◆ **AIM**
Write every line out verbatim and omit the pictures.
# Start of MATERIAL TO PROCESS
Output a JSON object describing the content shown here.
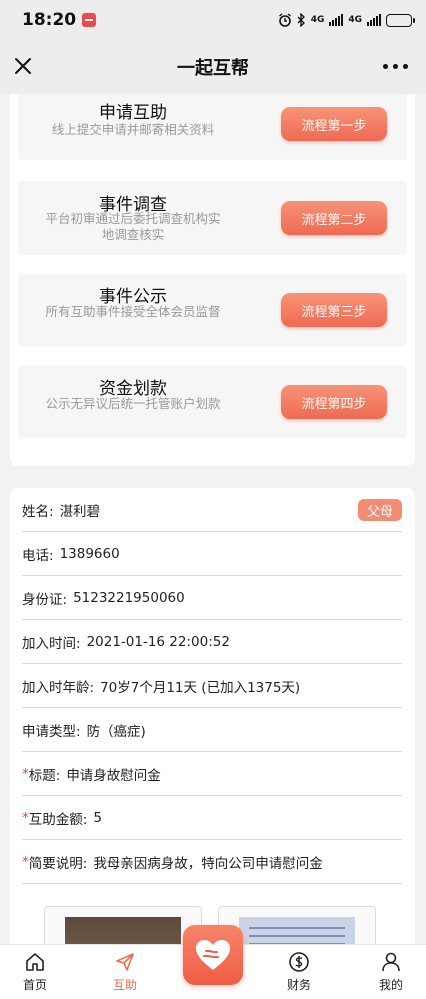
{
  "status_bar": {
    "time": "18:20",
    "network_1": "4G",
    "network_2": "4G"
  },
  "nav": {
    "title": "一起互帮"
  },
  "flow_steps": [
    {
      "title": "申请互助",
      "desc": "线上提交申请并邮寄相关资料",
      "button": "流程第一步"
    },
    {
      "title": "事件调查",
      "desc": "平台初审通过后委托调查机构实地调查核实",
      "button": "流程第二步"
    },
    {
      "title": "事件公示",
      "desc": "所有互助事件接受全体会员监督",
      "button": "流程第三步"
    },
    {
      "title": "资金划款",
      "desc": "公示无异议后统一托管账户划款",
      "button": "流程第四步"
    }
  ],
  "applicant": {
    "name_label": "姓名:",
    "name_value": "湛利碧",
    "relation_tag": "父母",
    "phone_label": "电话:",
    "phone_value": "1389660",
    "id_label": "身份证:",
    "id_value": "5123221950060",
    "join_time_label": "加入时间:",
    "join_time_value": "2021-01-16 22:00:52",
    "join_age_label": "加入时年龄:",
    "join_age_value": "70岁7个月11天 (已加入1375天)",
    "type_label": "申请类型:",
    "type_value": "防（癌症)",
    "title_label": "标题:",
    "title_value": "申请身故慰问金",
    "amount_label": "互助金额:",
    "amount_value": "5",
    "summary_label": "简要说明:",
    "summary_value": "我母亲因病身故，特向公司申请慰问金",
    "required_mark": "*"
  },
  "tabs": [
    {
      "label": "首页",
      "icon": "home-icon"
    },
    {
      "label": "互助",
      "icon": "send-icon"
    },
    {
      "label": "财务",
      "icon": "dollar-circle-icon"
    },
    {
      "label": "我的",
      "icon": "user-icon"
    }
  ],
  "colors": {
    "accent": "#ef6c50",
    "button_gradient_top": "#f89378",
    "button_gradient_bottom": "#ee6a52",
    "required": "#e04a3a"
  }
}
# End of MATERIAL TO PROCESS
◆ **RESULT FOR THIS EXERCISE**
Output a JSON object describing the content shown here.
{
  "status_bar": {
    "time": "18:20",
    "network_1": "4G",
    "network_2": "4G"
  },
  "nav": {
    "title": "一起互帮"
  },
  "flow_steps": [
    {
      "title": "申请互助",
      "desc": "线上提交申请并邮寄相关资料",
      "button": "流程第一步"
    },
    {
      "title": "事件调查",
      "desc": "平台初审通过后委托调查机构实地调查核实",
      "button": "流程第二步"
    },
    {
      "title": "事件公示",
      "desc": "所有互助事件接受全体会员监督",
      "button": "流程第三步"
    },
    {
      "title": "资金划款",
      "desc": "公示无异议后统一托管账户划款",
      "button": "流程第四步"
    }
  ],
  "applicant": {
    "name_label": "姓名:",
    "name_value": "湛利碧",
    "relation_tag": "父母",
    "phone_label": "电话:",
    "phone_value": "1389660",
    "id_label": "身份证:",
    "id_value": "5123221950060",
    "join_time_label": "加入时间:",
    "join_time_value": "2021-01-16 22:00:52",
    "join_age_label": "加入时年龄:",
    "join_age_value": "70岁7个月11天 (已加入1375天)",
    "type_label": "申请类型:",
    "type_value": "防（癌症)",
    "title_label": "标题:",
    "title_value": "申请身故慰问金",
    "amount_label": "互助金额:",
    "amount_value": "5",
    "summary_label": "简要说明:",
    "summary_value": "我母亲因病身故，特向公司申请慰问金",
    "required_mark": "*"
  },
  "tabs": [
    {
      "label": "首页",
      "icon": "home-icon"
    },
    {
      "label": "互助",
      "icon": "send-icon"
    },
    {
      "label": "财务",
      "icon": "dollar-circle-icon"
    },
    {
      "label": "我的",
      "icon": "user-icon"
    }
  ],
  "colors": {
    "accent": "#ef6c50",
    "button_gradient_top": "#f89378",
    "button_gradient_bottom": "#ee6a52",
    "required": "#e04a3a"
  }
}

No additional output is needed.